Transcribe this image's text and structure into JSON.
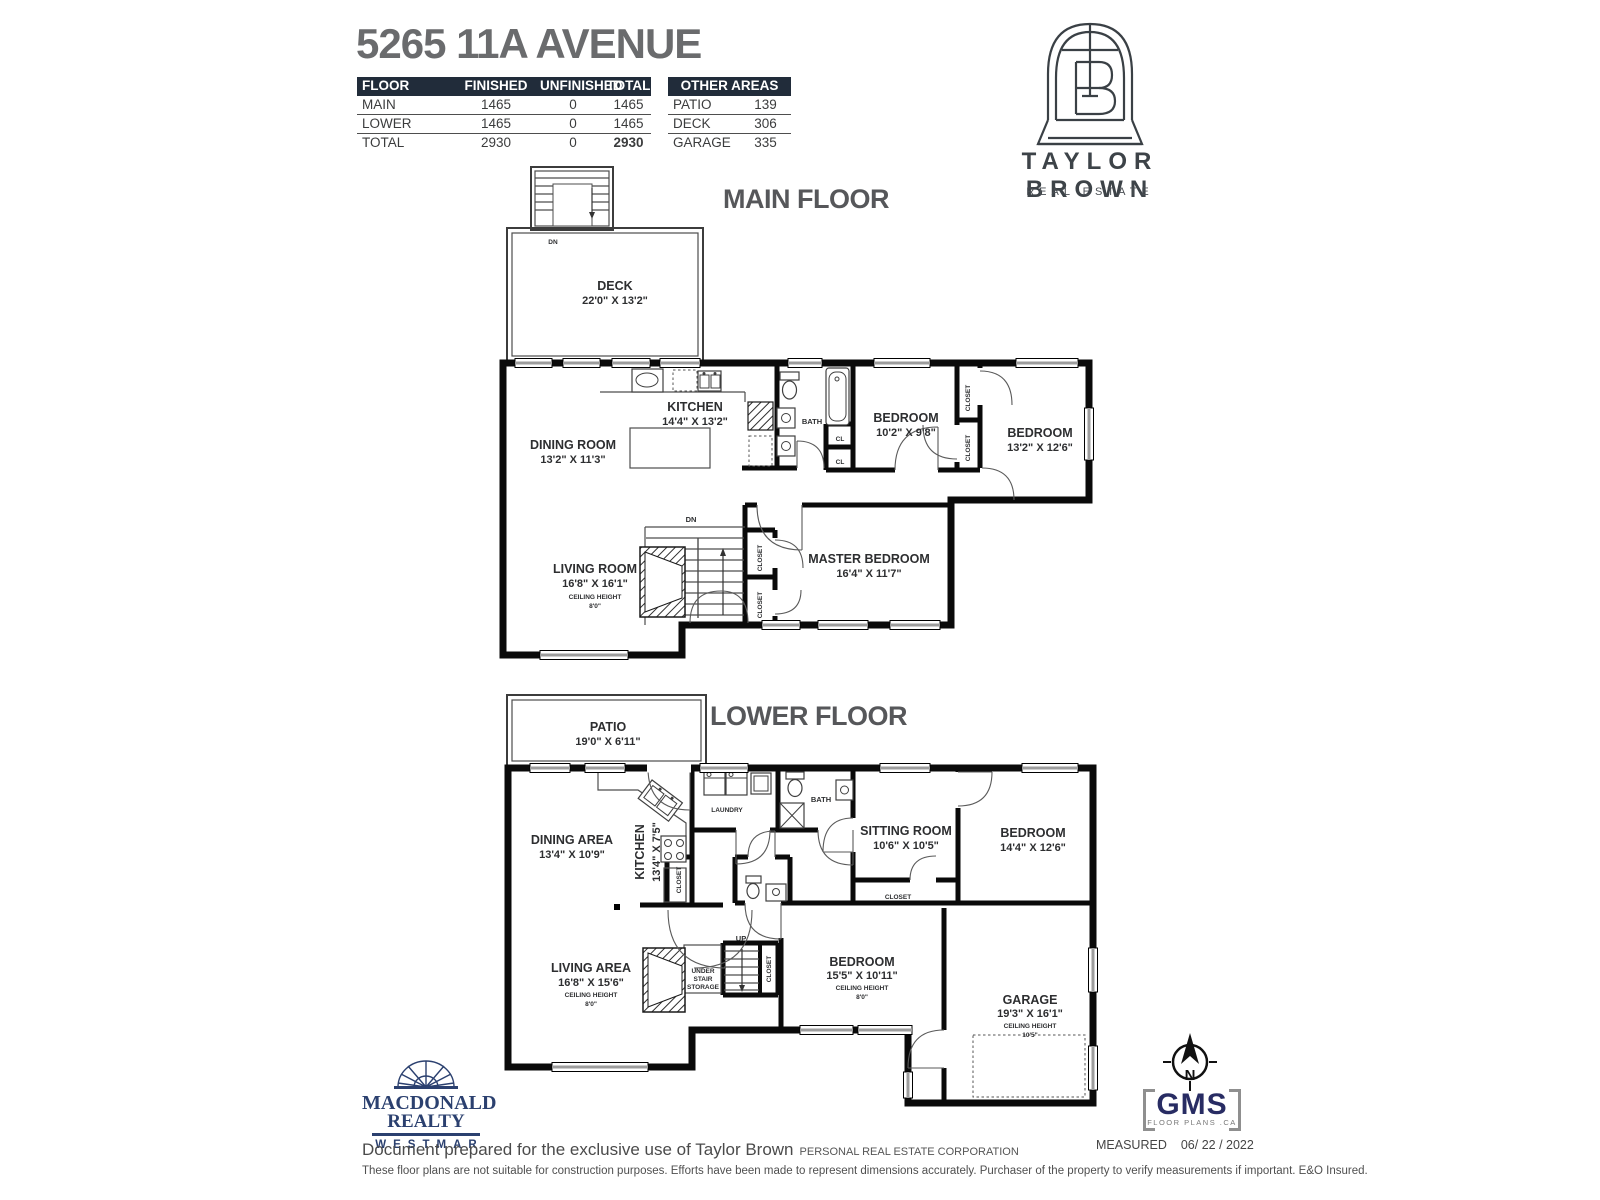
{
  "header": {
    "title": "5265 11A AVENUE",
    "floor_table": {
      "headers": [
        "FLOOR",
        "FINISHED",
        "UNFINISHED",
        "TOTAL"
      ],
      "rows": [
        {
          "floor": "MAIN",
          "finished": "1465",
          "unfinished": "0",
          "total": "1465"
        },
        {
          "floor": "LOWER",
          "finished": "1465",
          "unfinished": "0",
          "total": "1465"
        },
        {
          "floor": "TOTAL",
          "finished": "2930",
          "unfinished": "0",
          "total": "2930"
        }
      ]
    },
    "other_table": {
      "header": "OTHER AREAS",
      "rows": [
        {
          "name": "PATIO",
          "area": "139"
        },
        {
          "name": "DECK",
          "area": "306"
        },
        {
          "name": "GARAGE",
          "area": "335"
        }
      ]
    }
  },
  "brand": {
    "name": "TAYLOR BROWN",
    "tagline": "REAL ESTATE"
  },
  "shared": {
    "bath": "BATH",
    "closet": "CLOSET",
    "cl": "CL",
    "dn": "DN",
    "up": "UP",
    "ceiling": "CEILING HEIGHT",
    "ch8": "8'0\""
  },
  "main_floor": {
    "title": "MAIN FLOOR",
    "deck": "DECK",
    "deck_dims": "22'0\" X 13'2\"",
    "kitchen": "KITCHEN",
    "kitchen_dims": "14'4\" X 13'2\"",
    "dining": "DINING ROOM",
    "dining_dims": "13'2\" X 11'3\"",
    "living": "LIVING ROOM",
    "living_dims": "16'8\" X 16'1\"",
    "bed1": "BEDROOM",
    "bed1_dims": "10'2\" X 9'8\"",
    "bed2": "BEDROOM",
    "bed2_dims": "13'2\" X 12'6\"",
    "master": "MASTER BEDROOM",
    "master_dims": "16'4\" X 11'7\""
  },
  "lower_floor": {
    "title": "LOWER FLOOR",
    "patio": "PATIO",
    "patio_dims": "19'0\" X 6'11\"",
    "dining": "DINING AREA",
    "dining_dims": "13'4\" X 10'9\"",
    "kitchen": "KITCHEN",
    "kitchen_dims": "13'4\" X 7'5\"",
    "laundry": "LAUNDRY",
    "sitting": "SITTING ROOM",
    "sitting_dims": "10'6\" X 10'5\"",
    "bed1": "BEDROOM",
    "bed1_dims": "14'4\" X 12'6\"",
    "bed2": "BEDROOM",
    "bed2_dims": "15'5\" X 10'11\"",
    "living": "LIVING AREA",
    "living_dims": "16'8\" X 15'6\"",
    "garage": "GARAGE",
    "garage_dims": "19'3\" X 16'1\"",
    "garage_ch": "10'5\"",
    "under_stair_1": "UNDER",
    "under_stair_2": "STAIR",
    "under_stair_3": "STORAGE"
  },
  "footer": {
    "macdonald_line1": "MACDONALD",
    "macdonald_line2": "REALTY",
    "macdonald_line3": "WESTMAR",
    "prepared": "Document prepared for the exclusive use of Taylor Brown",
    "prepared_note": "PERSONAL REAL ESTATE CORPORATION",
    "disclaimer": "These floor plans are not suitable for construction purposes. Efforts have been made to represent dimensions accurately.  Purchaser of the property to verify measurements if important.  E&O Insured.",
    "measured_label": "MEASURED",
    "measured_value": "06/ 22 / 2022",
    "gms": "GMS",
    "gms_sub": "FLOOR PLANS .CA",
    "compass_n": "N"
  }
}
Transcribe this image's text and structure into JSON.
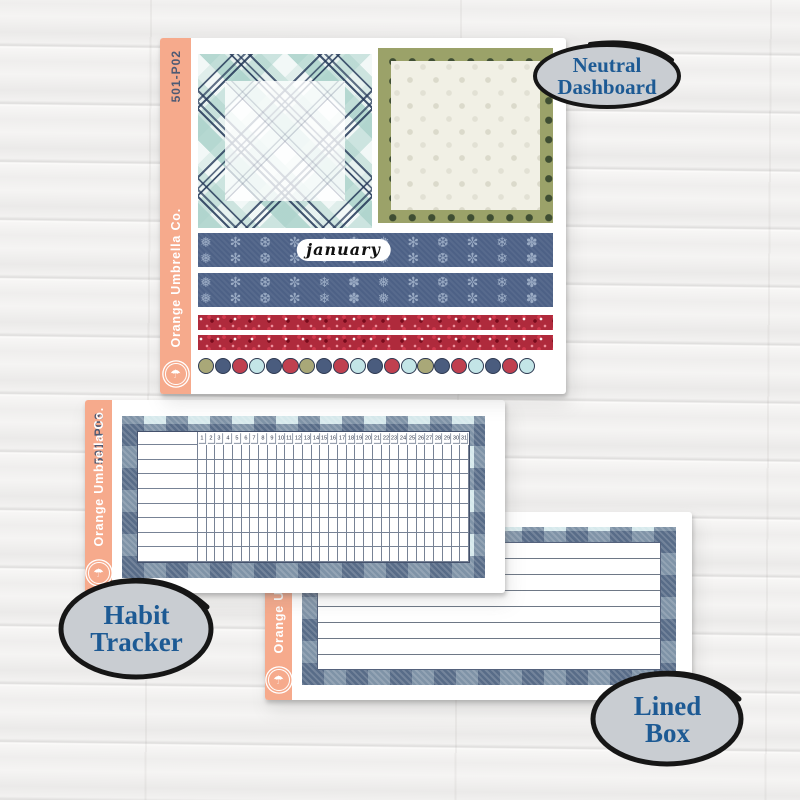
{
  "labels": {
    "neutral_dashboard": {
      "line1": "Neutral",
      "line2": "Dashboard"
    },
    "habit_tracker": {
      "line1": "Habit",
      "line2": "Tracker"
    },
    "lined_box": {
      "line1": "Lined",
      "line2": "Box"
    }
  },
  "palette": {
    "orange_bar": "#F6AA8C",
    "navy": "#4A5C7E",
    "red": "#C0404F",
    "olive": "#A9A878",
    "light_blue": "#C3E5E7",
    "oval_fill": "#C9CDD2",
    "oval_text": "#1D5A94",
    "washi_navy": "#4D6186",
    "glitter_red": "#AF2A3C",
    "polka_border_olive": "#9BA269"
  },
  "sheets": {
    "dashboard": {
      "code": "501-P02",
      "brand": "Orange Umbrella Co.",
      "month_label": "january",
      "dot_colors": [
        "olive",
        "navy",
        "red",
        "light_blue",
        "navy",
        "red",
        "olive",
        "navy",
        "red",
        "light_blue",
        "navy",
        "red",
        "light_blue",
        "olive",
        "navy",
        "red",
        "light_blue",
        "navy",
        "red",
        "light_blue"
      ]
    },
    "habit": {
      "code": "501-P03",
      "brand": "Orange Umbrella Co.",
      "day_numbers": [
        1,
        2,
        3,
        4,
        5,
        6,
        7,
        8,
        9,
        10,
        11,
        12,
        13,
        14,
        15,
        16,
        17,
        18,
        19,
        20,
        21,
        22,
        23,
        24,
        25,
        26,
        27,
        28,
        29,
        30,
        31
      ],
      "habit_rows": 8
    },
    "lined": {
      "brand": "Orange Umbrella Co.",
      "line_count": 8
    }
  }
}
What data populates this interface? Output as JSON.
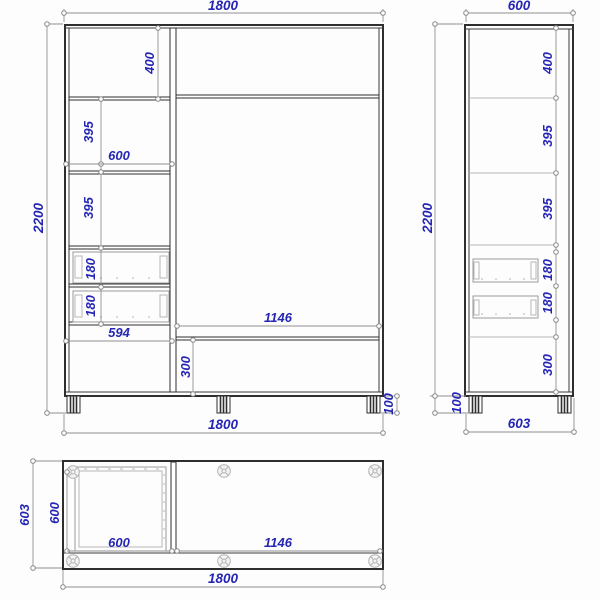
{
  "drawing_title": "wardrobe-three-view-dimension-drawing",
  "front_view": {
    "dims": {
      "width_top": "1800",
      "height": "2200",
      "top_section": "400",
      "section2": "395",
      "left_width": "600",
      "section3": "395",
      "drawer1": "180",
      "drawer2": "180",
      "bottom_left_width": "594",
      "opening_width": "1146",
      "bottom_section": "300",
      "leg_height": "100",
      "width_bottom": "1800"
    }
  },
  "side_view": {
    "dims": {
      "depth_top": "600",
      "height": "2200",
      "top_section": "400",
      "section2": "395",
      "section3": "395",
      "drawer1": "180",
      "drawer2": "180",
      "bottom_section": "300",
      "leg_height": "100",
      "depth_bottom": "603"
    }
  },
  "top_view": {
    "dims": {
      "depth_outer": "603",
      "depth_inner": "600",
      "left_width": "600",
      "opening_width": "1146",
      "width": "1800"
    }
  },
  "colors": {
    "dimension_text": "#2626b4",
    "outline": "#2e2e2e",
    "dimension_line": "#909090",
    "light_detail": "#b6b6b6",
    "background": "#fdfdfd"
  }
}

_ _ _ _ _ _ _

→ **TASK TO CARRY OUT**
Quote the material exactly. Pictures stay out.

→ **EXERCISE OUTPUT**
Transcribe this image's text and structure into JSON.
{
  "header": {
    "title": "5265 11A AVENUE",
    "floor_table": {
      "headers": [
        "FLOOR",
        "FINISHED",
        "UNFINISHED",
        "TOTAL"
      ],
      "rows": [
        {
          "floor": "MAIN",
          "finished": "1465",
          "unfinished": "0",
          "total": "1465"
        },
        {
          "floor": "LOWER",
          "finished": "1465",
          "unfinished": "0",
          "total": "1465"
        },
        {
          "floor": "TOTAL",
          "finished": "2930",
          "unfinished": "0",
          "total": "2930"
        }
      ]
    },
    "other_table": {
      "header": "OTHER AREAS",
      "rows": [
        {
          "name": "PATIO",
          "area": "139"
        },
        {
          "name": "DECK",
          "area": "306"
        },
        {
          "name": "GARAGE",
          "area": "335"
        }
      ]
    }
  },
  "brand": {
    "name": "TAYLOR BROWN",
    "tagline": "REAL ESTATE"
  },
  "shared": {
    "bath": "BATH",
    "closet": "CLOSET",
    "cl": "CL",
    "dn": "DN",
    "up": "UP",
    "ceiling": "CEILING HEIGHT",
    "ch8": "8'0\""
  },
  "main_floor": {
    "title": "MAIN FLOOR",
    "deck": "DECK",
    "deck_dims": "22'0\" X 13'2\"",
    "kitchen": "KITCHEN",
    "kitchen_dims": "14'4\" X 13'2\"",
    "dining": "DINING ROOM",
    "dining_dims": "13'2\" X 11'3\"",
    "living": "LIVING ROOM",
    "living_dims": "16'8\" X 16'1\"",
    "bed1": "BEDROOM",
    "bed1_dims": "10'2\" X 9'8\"",
    "bed2": "BEDROOM",
    "bed2_dims": "13'2\" X 12'6\"",
    "master": "MASTER BEDROOM",
    "master_dims": "16'4\" X 11'7\""
  },
  "lower_floor": {
    "title": "LOWER FLOOR",
    "patio": "PATIO",
    "patio_dims": "19'0\" X 6'11\"",
    "dining": "DINING AREA",
    "dining_dims": "13'4\" X 10'9\"",
    "kitchen": "KITCHEN",
    "kitchen_dims": "13'4\" X 7'5\"",
    "laundry": "LAUNDRY",
    "sitting": "SITTING ROOM",
    "sitting_dims": "10'6\" X 10'5\"",
    "bed1": "BEDROOM",
    "bed1_dims": "14'4\" X 12'6\"",
    "bed2": "BEDROOM",
    "bed2_dims": "15'5\" X 10'11\"",
    "living": "LIVING AREA",
    "living_dims": "16'8\" X 15'6\"",
    "garage": "GARAGE",
    "garage_dims": "19'3\" X 16'1\"",
    "garage_ch": "10'5\"",
    "under_stair_1": "UNDER",
    "under_stair_2": "STAIR",
    "under_stair_3": "STORAGE"
  },
  "footer": {
    "macdonald_line1": "MACDONALD",
    "macdonald_line2": "REALTY",
    "macdonald_line3": "WESTMAR",
    "prepared": "Document prepared for the exclusive use of Taylor Brown",
    "prepared_note": "PERSONAL REAL ESTATE CORPORATION",
    "disclaimer": "These floor plans are not suitable for construction purposes. Efforts have been made to represent dimensions accurately.  Purchaser of the property to verify measurements if important.  E&O Insured.",
    "measured_label": "MEASURED",
    "measured_value": "06/ 22 / 2022",
    "gms": "GMS",
    "gms_sub": "FLOOR PLANS .CA",
    "compass_n": "N"
  }
}
Transcribe this image's text and structure into JSON.
{
  "labels": {
    "neutral_dashboard": {
      "line1": "Neutral",
      "line2": "Dashboard"
    },
    "habit_tracker": {
      "line1": "Habit",
      "line2": "Tracker"
    },
    "lined_box": {
      "line1": "Lined",
      "line2": "Box"
    }
  },
  "palette": {
    "orange_bar": "#F6AA8C",
    "navy": "#4A5C7E",
    "red": "#C0404F",
    "olive": "#A9A878",
    "light_blue": "#C3E5E7",
    "oval_fill": "#C9CDD2",
    "oval_text": "#1D5A94",
    "washi_navy": "#4D6186",
    "glitter_red": "#AF2A3C",
    "polka_border_olive": "#9BA269"
  },
  "sheets": {
    "dashboard": {
      "code": "501-P02",
      "brand": "Orange Umbrella Co.",
      "month_label": "january",
      "dot_colors": [
        "olive",
        "navy",
        "red",
        "light_blue",
        "navy",
        "red",
        "olive",
        "navy",
        "red",
        "light_blue",
        "navy",
        "red",
        "light_blue",
        "olive",
        "navy",
        "red",
        "light_blue",
        "navy",
        "red",
        "light_blue"
      ]
    },
    "habit": {
      "code": "501-P03",
      "brand": "Orange Umbrella Co.",
      "day_numbers": [
        1,
        2,
        3,
        4,
        5,
        6,
        7,
        8,
        9,
        10,
        11,
        12,
        13,
        14,
        15,
        16,
        17,
        18,
        19,
        20,
        21,
        22,
        23,
        24,
        25,
        26,
        27,
        28,
        29,
        30,
        31
      ],
      "habit_rows": 8
    },
    "lined": {
      "brand": "Orange Umbrella Co.",
      "line_count": 8
    }
  }
}
What data populates this interface? Output as JSON.
{
  "drawing_title": "wardrobe-three-view-dimension-drawing",
  "front_view": {
    "dims": {
      "width_top": "1800",
      "height": "2200",
      "top_section": "400",
      "section2": "395",
      "left_width": "600",
      "section3": "395",
      "drawer1": "180",
      "drawer2": "180",
      "bottom_left_width": "594",
      "opening_width": "1146",
      "bottom_section": "300",
      "leg_height": "100",
      "width_bottom": "1800"
    }
  },
  "side_view": {
    "dims": {
      "depth_top": "600",
      "height": "2200",
      "top_section": "400",
      "section2": "395",
      "section3": "395",
      "drawer1": "180",
      "drawer2": "180",
      "bottom_section": "300",
      "leg_height": "100",
      "depth_bottom": "603"
    }
  },
  "top_view": {
    "dims": {
      "depth_outer": "603",
      "depth_inner": "600",
      "left_width": "600",
      "opening_width": "1146",
      "width": "1800"
    }
  },
  "colors": {
    "dimension_text": "#2626b4",
    "outline": "#2e2e2e",
    "dimension_line": "#909090",
    "light_detail": "#b6b6b6",
    "background": "#fdfdfd"
  }
}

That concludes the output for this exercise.